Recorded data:
====================
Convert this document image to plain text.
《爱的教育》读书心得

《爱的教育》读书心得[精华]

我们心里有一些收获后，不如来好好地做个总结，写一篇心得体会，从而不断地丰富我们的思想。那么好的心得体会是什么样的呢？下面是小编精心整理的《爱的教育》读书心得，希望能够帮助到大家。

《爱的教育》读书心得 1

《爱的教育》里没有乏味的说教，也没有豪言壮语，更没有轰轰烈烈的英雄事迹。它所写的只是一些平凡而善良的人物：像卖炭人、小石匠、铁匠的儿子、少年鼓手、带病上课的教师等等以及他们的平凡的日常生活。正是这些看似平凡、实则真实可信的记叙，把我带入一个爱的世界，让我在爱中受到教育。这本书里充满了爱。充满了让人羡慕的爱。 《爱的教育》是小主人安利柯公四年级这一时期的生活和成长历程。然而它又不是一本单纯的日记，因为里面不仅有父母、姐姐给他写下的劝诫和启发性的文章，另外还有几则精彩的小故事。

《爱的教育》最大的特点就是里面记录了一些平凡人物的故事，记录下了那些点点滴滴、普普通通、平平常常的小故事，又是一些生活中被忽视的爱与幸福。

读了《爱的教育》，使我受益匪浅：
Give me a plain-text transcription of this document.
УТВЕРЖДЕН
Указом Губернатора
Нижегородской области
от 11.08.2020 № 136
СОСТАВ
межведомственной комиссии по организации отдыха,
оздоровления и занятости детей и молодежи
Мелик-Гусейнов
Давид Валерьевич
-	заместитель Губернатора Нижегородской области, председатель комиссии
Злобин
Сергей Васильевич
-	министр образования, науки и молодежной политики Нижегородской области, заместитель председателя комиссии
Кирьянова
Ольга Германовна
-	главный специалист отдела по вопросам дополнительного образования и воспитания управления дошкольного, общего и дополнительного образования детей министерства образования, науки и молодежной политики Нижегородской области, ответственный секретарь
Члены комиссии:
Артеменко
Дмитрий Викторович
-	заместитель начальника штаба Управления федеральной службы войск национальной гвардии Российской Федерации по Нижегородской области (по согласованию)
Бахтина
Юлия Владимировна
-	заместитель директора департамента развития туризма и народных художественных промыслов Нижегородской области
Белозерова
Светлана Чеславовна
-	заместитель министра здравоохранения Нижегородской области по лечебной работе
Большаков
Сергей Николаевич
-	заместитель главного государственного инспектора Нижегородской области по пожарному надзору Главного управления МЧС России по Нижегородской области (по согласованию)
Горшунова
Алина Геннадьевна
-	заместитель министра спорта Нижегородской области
====================
**Set problem**
Tally how many lines of the data include the word "Губернатора". Write the number and nothing else.

**Exercise response**
2